- _Stated exercise_:
Separate out the lines that hold "Doğal".

- _Data records_:

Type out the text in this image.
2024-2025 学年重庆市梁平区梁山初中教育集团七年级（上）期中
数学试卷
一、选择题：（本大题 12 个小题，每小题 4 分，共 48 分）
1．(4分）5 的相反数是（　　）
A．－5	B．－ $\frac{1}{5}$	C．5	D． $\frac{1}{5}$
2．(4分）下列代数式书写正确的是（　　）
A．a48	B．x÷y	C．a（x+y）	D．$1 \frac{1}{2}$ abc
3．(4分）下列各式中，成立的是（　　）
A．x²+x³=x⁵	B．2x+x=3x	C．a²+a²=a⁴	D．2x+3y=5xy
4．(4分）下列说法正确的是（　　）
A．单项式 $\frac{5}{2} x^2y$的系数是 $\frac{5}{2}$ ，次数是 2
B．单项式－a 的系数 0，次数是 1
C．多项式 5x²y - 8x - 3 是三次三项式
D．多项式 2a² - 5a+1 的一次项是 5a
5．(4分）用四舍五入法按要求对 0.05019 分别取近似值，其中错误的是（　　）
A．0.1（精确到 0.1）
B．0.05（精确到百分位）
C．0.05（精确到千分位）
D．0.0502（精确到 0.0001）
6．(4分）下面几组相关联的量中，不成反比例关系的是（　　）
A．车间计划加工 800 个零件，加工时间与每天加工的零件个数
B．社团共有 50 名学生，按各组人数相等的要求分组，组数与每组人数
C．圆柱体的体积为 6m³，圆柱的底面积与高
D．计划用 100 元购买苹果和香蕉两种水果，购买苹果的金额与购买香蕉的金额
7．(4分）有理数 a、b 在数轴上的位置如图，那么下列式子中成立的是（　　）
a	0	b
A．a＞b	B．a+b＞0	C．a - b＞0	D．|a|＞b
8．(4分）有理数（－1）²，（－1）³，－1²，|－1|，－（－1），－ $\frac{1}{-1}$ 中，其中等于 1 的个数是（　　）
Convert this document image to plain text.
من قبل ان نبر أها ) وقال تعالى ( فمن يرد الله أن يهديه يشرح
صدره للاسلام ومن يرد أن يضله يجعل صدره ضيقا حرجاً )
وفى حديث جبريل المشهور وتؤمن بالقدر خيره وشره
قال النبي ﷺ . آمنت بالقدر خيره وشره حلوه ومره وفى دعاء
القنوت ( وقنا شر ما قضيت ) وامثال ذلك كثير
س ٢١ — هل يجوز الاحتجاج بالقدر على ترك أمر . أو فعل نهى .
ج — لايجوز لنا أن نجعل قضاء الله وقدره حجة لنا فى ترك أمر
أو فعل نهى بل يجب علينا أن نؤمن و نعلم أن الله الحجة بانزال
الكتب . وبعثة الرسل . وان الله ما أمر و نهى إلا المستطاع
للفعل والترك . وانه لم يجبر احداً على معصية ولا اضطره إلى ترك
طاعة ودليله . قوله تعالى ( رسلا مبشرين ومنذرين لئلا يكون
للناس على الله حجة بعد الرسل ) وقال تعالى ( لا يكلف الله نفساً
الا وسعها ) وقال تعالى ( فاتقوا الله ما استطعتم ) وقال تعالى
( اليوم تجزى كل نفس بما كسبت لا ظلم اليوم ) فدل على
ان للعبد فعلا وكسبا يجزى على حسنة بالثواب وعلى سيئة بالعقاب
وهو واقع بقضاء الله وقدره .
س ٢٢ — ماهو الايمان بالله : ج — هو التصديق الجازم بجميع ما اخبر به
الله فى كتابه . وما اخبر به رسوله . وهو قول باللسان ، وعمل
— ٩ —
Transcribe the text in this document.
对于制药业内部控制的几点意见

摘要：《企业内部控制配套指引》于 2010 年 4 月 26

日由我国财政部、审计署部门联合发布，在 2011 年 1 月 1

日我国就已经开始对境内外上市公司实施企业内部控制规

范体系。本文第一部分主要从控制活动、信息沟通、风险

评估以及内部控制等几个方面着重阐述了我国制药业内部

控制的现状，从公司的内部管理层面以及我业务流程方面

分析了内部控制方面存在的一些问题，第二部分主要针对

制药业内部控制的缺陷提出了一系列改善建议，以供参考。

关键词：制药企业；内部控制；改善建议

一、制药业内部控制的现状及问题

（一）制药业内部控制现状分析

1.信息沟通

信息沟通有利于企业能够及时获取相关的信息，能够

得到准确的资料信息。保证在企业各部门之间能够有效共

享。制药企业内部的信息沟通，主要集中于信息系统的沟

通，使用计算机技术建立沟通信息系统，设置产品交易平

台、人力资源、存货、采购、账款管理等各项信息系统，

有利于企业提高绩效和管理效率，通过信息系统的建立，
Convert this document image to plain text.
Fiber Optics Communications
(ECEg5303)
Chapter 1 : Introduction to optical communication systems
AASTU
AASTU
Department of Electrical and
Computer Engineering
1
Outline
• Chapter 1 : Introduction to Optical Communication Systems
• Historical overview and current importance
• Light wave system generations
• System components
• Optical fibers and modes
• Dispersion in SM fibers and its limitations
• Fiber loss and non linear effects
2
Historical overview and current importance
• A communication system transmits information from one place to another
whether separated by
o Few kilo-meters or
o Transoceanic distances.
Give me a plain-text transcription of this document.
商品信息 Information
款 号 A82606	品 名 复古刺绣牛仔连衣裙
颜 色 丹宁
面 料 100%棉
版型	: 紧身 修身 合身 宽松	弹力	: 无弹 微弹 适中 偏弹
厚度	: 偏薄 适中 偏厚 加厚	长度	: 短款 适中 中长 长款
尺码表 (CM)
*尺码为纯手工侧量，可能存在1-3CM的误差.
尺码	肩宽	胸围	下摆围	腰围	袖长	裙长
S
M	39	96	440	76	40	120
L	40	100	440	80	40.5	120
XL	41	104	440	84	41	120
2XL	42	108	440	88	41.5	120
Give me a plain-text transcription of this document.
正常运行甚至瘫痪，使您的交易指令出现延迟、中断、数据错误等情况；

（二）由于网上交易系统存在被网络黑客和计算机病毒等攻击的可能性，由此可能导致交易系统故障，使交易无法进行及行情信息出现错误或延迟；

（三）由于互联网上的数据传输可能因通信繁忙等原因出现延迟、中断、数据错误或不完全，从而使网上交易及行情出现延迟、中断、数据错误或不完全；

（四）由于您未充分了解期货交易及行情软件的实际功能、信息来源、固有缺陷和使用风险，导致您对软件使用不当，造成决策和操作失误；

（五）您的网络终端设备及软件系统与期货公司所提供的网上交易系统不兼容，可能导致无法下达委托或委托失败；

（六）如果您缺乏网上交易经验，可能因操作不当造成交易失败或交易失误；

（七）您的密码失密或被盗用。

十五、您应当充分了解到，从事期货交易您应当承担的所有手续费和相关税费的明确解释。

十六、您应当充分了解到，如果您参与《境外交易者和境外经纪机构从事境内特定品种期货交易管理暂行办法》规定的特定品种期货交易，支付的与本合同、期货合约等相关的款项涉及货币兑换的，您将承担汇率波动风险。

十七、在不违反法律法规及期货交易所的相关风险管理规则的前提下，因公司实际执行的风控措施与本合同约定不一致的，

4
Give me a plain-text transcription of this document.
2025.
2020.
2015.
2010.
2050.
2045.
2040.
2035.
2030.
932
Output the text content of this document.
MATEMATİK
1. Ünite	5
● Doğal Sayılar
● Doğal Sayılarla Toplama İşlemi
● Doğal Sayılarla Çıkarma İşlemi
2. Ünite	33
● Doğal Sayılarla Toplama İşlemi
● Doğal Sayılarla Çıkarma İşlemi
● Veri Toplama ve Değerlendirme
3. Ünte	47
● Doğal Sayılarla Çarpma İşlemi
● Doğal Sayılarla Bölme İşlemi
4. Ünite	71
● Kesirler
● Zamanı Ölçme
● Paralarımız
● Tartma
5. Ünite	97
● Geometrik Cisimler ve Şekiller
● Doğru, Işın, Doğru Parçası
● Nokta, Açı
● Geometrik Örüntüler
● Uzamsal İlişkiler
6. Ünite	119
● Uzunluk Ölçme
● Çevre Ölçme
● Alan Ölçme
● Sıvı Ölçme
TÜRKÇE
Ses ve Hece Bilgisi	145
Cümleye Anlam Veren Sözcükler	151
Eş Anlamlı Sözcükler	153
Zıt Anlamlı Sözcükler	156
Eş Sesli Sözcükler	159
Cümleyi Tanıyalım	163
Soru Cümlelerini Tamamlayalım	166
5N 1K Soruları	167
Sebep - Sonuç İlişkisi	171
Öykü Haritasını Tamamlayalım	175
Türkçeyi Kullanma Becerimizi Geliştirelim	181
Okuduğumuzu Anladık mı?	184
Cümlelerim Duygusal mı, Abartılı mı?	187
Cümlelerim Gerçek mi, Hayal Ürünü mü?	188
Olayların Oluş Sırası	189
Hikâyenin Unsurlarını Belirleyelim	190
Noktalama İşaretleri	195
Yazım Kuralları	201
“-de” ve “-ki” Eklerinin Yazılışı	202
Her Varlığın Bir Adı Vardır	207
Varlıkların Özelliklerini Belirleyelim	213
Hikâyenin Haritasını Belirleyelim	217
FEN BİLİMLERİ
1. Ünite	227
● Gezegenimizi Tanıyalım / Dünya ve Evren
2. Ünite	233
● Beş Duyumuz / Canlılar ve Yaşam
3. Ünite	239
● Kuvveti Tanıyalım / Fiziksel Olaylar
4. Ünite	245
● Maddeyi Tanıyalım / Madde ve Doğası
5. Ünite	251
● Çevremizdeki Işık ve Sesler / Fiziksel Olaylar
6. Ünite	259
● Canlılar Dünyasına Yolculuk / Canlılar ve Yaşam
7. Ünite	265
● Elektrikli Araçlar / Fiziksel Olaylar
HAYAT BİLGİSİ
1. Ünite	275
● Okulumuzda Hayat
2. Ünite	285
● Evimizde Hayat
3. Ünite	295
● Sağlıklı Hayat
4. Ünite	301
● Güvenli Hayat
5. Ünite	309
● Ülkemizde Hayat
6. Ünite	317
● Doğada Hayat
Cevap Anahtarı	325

- _Answer to the exercise_:
● Doğal Sayılar
● Doğal Sayılarla Toplama İşlemi
● Doğal Sayılarla Çıkarma İşlemi
● Doğal Sayılarla Toplama İşlemi
● Doğal Sayılarla Çıkarma İşlemi
● Doğal Sayılarla Çarpma İşlemi
● Doğal Sayılarla Bölme İşlemi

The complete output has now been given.